DIRECTIONS.
For the records that follow, return only the count of lines containing the string "when".

INFORMATION SHOWN.
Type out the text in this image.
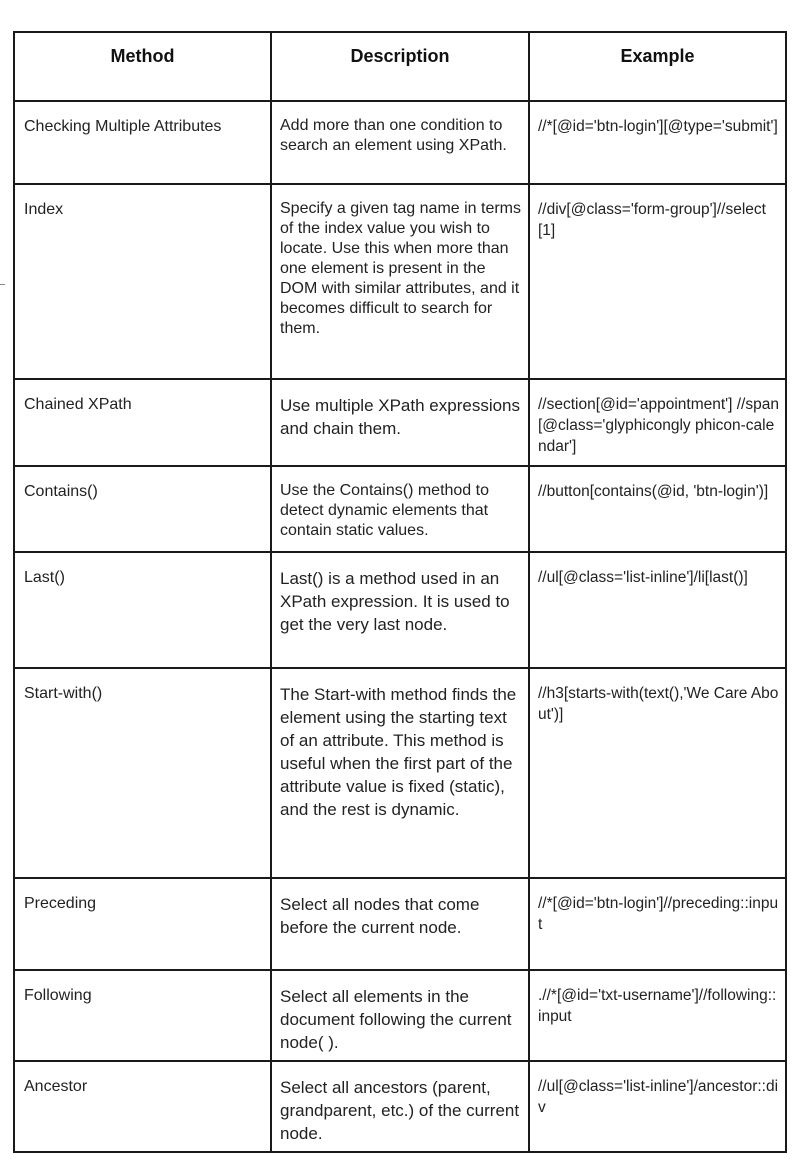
Method	Description	Example

Checking Multiple Attributes	Add more than one condition to search an element using XPath.	//*[@id='btn-login'][@type='submit']

Index	Specify a given tag name in terms of the index value you wish to locate. Use this when more than one element is present in the DOM with similar attributes, and it becomes difficult to search for them.	//div[@class='form-group']//select[1]

Chained XPath	Use multiple XPath expressions and chain them.	//section[@id='appointment'] //span[@class='glyphicongly phicon-calendar']

Contains()	Use the Contains() method to detect dynamic elements that contain static values.	//button[contains(@id, 'btn-login')]

Last()	Last() is a method used in an XPath expression. It is used to get the very last node.	//ul[@class='list-inline']/li[last()]

Start-with()	The Start-with method finds the element using the starting text of an attribute. This method is useful when the first part of the attribute value is fixed (static), and the rest is dynamic.	//h3[starts-with(text(),'We Care About')]

Preceding	Select all nodes that come before the current node.	//*[@id='btn-login']//preceding::input

Following	Select all elements in the document following the current node( ).	.//*[@id='txt-username']//following::input

Ancestor	Select all ancestors (parent, grandparent, etc.) of the current node.	//ul[@class='list-inline']/ancestor::div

ANSWER IN FULL.
2